→ Work to do
Transcribe the data in full and exactly, omitting any pictures.

→ Data in this exercise
# # # # # # #
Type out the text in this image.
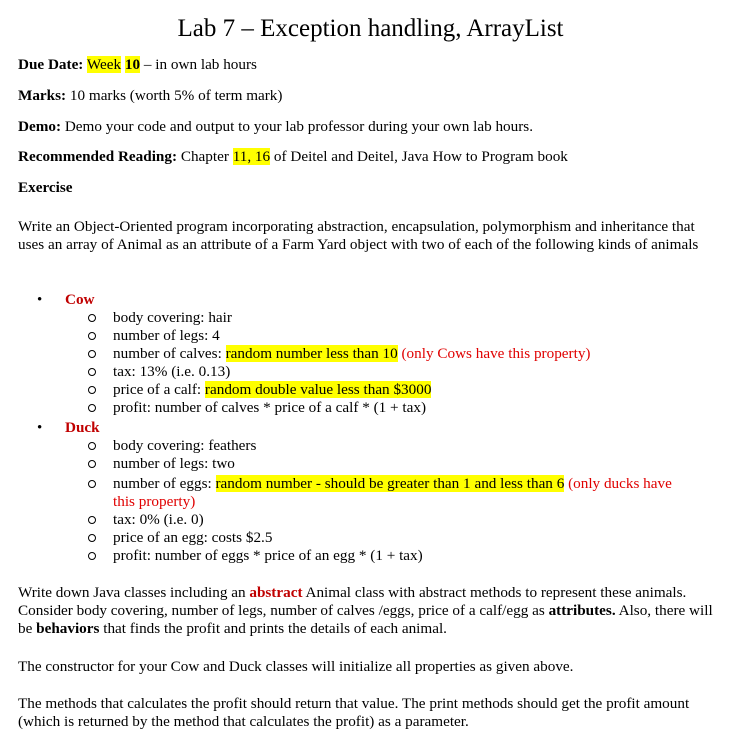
Lab 7 – Exception handling, ArrayList
Due Date: Week 10 – in own lab hours
Marks: 10 marks (worth 5% of term mark)
Demo: Demo your code and output to your lab professor during your own lab hours.
Recommended Reading: Chapter 11, 16 of Deitel and Deitel, Java How to Program book
Exercise
Write an Object-Oriented program incorporating abstraction, encapsulation, polymorphism and inheritance that uses an array of Animal as an attribute of a Farm Yard object with two of each of the following kinds of animals
• Cow
body covering: hair
number of legs: 4
number of calves: random number less than 10 (only Cows have this property)
tax: 13% (i.e. 0.13)
price of a calf: random double value less than $3000
profit: number of calves * price of a calf * (1 + tax)
• Duck
body covering: feathers
number of legs: two
number of eggs: random number - should be greater than 1 and less than 6 (only ducks have
this property)
tax: 0% (i.e. 0)
price of an egg: costs $2.5
profit: number of eggs * price of an egg * (1 + tax)
Write down Java classes including an abstract Animal class with abstract methods to represent these animals. Consider body covering, number of legs, number of calves /eggs, price of a calf/egg as attributes. Also, there will be behaviors that finds the profit and prints the details of each animal.
The constructor for your Cow and Duck classes will initialize all properties as given above.
The methods that calculates the profit should return that value. The print methods should get the profit amount (which is returned by the method that calculates the profit) as a parameter.
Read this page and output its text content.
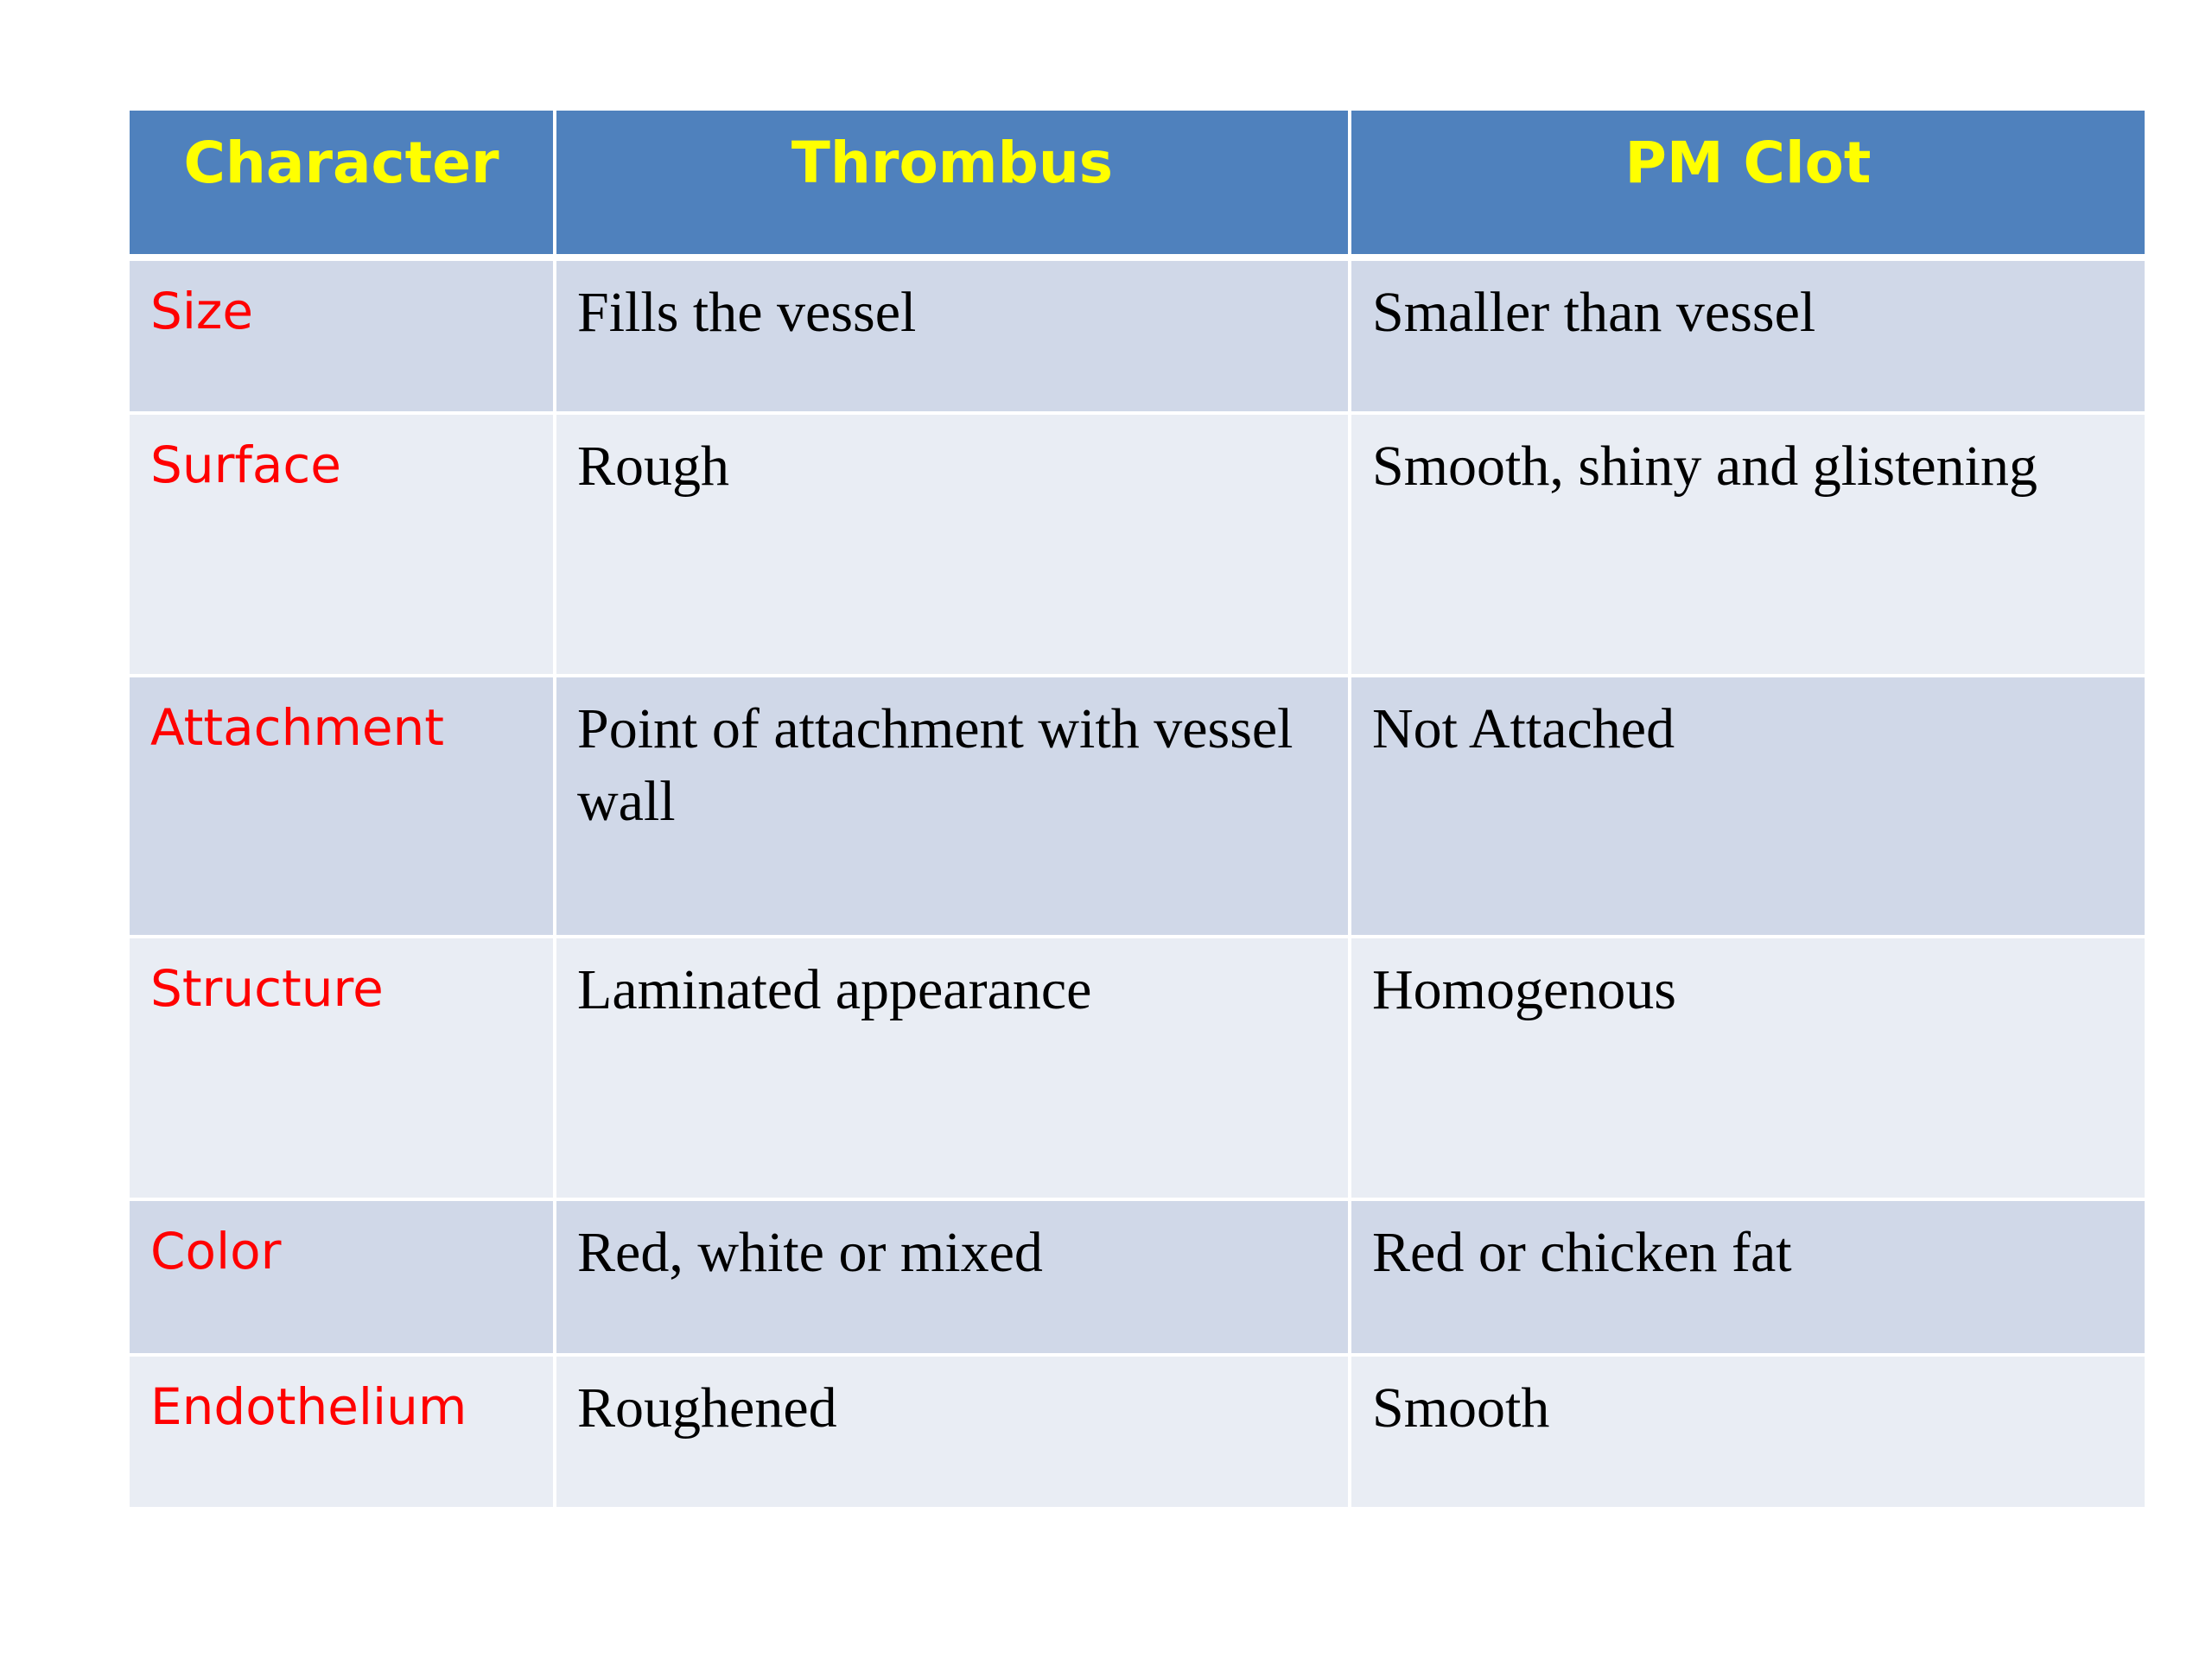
Character	Thrombus	PM Clot
Size	Fills the vessel	Smaller than vessel
Surface	Rough	Smooth, shiny and glistening
Attachment	Point of attachment with vessel wall	Not Attached
Structure	Laminated appearance	Homogenous
Color	Red, white or mixed	Red or chicken fat
Endothelium	Roughened	Smooth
# # # # # # #
→ Answer to this exercise
Type out the text in this image.
Lab 7 – Exception handling, ArrayList
Due Date: Week 10 – in own lab hours
Marks: 10 marks (worth 5% of term mark)
Demo: Demo your code and output to your lab professor during your own lab hours.
Recommended Reading: Chapter 11, 16 of Deitel and Deitel, Java How to Program book
Exercise
Write an Object-Oriented program incorporating abstraction, encapsulation, polymorphism and inheritance that uses an array of Animal as an attribute of a Farm Yard object with two of each of the following kinds of animals
• Cow
body covering: hair
number of legs: 4
number of calves: random number less than 10 (only Cows have this property)
tax: 13% (i.e. 0.13)
price of a calf: random double value less than $3000
profit: number of calves * price of a calf * (1 + tax)
• Duck
body covering: feathers
number of legs: two
number of eggs: random number - should be greater than 1 and less than 6 (only ducks have
this property)
tax: 0% (i.e. 0)
price of an egg: costs $2.5
profit: number of eggs * price of an egg * (1 + tax)
Write down Java classes including an abstract Animal class with abstract methods to represent these animals. Consider body covering, number of legs, number of calves /eggs, price of a calf/egg as attributes. Also, there will be behaviors that finds the profit and prints the details of each animal.
The constructor for your Cow and Duck classes will initialize all properties as given above.
The methods that calculates the profit should return that value. The print methods should get the profit amount (which is returned by the method that calculates the profit) as a parameter.
Read this page and output its text content.
Character	Thrombus	PM Clot
Size	Fills the vessel	Smaller than vessel
Surface	Rough	Smooth, shiny and glistening
Attachment	Point of attachment with vessel wall	Not Attached
Structure	Laminated appearance	Homogenous
Color	Red, white or mixed	Red or chicken fat
Endothelium	Roughened	Smooth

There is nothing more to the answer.